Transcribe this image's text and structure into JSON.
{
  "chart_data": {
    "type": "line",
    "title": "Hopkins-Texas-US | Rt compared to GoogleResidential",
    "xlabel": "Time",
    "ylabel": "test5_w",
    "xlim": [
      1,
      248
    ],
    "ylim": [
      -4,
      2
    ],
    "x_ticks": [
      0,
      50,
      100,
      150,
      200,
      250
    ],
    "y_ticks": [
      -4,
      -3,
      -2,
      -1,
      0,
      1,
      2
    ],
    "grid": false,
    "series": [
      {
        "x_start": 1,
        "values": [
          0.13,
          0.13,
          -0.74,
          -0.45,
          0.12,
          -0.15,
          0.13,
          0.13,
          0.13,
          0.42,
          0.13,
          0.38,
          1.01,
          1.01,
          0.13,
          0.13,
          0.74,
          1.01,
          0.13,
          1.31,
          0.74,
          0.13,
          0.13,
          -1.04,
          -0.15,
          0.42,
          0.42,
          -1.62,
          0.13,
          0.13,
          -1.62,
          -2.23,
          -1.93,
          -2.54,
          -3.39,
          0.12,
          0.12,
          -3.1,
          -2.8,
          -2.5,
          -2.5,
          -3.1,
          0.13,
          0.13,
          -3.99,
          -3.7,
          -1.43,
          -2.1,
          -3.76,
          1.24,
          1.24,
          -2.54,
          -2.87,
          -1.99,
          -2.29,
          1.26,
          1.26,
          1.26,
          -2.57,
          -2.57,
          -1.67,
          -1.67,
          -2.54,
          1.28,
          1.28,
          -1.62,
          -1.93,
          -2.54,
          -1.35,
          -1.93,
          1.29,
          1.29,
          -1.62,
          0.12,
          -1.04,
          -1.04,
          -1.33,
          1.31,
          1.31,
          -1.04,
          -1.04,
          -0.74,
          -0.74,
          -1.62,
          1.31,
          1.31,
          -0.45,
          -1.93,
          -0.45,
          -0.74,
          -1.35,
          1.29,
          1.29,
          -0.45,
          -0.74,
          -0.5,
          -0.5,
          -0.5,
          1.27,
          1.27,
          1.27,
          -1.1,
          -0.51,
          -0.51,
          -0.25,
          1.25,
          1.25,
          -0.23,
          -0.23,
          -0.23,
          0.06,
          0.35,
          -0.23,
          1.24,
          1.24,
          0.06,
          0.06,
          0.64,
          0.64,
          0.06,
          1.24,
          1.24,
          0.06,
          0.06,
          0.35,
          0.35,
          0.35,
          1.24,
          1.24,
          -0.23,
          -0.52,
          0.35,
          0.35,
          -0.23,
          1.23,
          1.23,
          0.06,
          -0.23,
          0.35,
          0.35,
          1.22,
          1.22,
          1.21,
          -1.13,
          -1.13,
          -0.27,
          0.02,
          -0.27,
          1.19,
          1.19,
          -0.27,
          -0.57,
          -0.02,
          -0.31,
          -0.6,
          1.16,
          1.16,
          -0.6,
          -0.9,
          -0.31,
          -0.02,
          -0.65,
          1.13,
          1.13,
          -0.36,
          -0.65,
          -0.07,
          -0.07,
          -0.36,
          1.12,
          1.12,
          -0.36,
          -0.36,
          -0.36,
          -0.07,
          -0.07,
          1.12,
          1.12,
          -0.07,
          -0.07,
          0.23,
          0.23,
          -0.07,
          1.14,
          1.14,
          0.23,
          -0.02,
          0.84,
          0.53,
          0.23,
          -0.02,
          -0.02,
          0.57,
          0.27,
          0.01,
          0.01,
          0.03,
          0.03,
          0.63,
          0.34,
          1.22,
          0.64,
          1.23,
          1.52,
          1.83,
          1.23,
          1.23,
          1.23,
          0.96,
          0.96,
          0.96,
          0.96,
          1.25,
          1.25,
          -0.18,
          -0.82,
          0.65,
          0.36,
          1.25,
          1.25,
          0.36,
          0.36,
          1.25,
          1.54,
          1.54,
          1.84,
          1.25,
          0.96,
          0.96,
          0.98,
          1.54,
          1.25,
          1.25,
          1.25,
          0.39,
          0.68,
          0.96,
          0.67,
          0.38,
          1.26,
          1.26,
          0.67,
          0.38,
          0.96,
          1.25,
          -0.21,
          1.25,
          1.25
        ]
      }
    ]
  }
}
#####
Given task.
Reproduce the entries above exactly.

Response.
Transcribe this image's text and structure into JSON.
{
  "chart_data": {
    "type": "line",
    "title": "Hopkins-Texas-US | Rt compared to GoogleResidential",
    "xlabel": "Time",
    "ylabel": "test5_w",
    "xlim": [
      1,
      248
    ],
    "ylim": [
      -4,
      2
    ],
    "x_ticks": [
      0,
      50,
      100,
      150,
      200,
      250
    ],
    "y_ticks": [
      -4,
      -3,
      -2,
      -1,
      0,
      1,
      2
    ],
    "grid": false,
    "series": [
      {
        "x_start": 1,
        "values": [
          0.13,
          0.13,
          -0.74,
          -0.45,
          0.12,
          -0.15,
          0.13,
          0.13,
          0.13,
          0.42,
          0.13,
          0.38,
          1.01,
          1.01,
          0.13,
          0.13,
          0.74,
          1.01,
          0.13,
          1.31,
          0.74,
          0.13,
          0.13,
          -1.04,
          -0.15,
          0.42,
          0.42,
          -1.62,
          0.13,
          0.13,
          -1.62,
          -2.23,
          -1.93,
          -2.54,
          -3.39,
          0.12,
          0.12,
          -3.1,
          -2.8,
          -2.5,
          -2.5,
          -3.1,
          0.13,
          0.13,
          -3.99,
          -3.7,
          -1.43,
          -2.1,
          -3.76,
          1.24,
          1.24,
          -2.54,
          -2.87,
          -1.99,
          -2.29,
          1.26,
          1.26,
          1.26,
          -2.57,
          -2.57,
          -1.67,
          -1.67,
          -2.54,
          1.28,
          1.28,
          -1.62,
          -1.93,
          -2.54,
          -1.35,
          -1.93,
          1.29,
          1.29,
          -1.62,
          0.12,
          -1.04,
          -1.04,
          -1.33,
          1.31,
          1.31,
          -1.04,
          -1.04,
          -0.74,
          -0.74,
          -1.62,
          1.31,
          1.31,
          -0.45,
          -1.93,
          -0.45,
          -0.74,
          -1.35,
          1.29,
          1.29,
          -0.45,
          -0.74,
          -0.5,
          -0.5,
          -0.5,
          1.27,
          1.27,
          1.27,
          -1.1,
          -0.51,
          -0.51,
          -0.25,
          1.25,
          1.25,
          -0.23,
          -0.23,
          -0.23,
          0.06,
          0.35,
          -0.23,
          1.24,
          1.24,
          0.06,
          0.06,
          0.64,
          0.64,
          0.06,
          1.24,
          1.24,
          0.06,
          0.06,
          0.35,
          0.35,
          0.35,
          1.24,
          1.24,
          -0.23,
          -0.52,
          0.35,
          0.35,
          -0.23,
          1.23,
          1.23,
          0.06,
          -0.23,
          0.35,
          0.35,
          1.22,
          1.22,
          1.21,
          -1.13,
          -1.13,
          -0.27,
          0.02,
          -0.27,
          1.19,
          1.19,
          -0.27,
          -0.57,
          -0.02,
          -0.31,
          -0.6,
          1.16,
          1.16,
          -0.6,
          -0.9,
          -0.31,
          -0.02,
          -0.65,
          1.13,
          1.13,
          -0.36,
          -0.65,
          -0.07,
          -0.07,
          -0.36,
          1.12,
          1.12,
          -0.36,
          -0.36,
          -0.36,
          -0.07,
          -0.07,
          1.12,
          1.12,
          -0.07,
          -0.07,
          0.23,
          0.23,
          -0.07,
          1.14,
          1.14,
          0.23,
          -0.02,
          0.84,
          0.53,
          0.23,
          -0.02,
          -0.02,
          0.57,
          0.27,
          0.01,
          0.01,
          0.03,
          0.03,
          0.63,
          0.34,
          1.22,
          0.64,
          1.23,
          1.52,
          1.83,
          1.23,
          1.23,
          1.23,
          0.96,
          0.96,
          0.96,
          0.96,
          1.25,
          1.25,
          -0.18,
          -0.82,
          0.65,
          0.36,
          1.25,
          1.25,
          0.36,
          0.36,
          1.25,
          1.54,
          1.54,
          1.84,
          1.25,
          0.96,
          0.96,
          0.98,
          1.54,
          1.25,
          1.25,
          1.25,
          0.39,
          0.68,
          0.96,
          0.67,
          0.38,
          1.26,
          1.26,
          0.67,
          0.38,
          0.96,
          1.25,
          -0.21,
          1.25,
          1.25
        ]
      }
    ]
  }
}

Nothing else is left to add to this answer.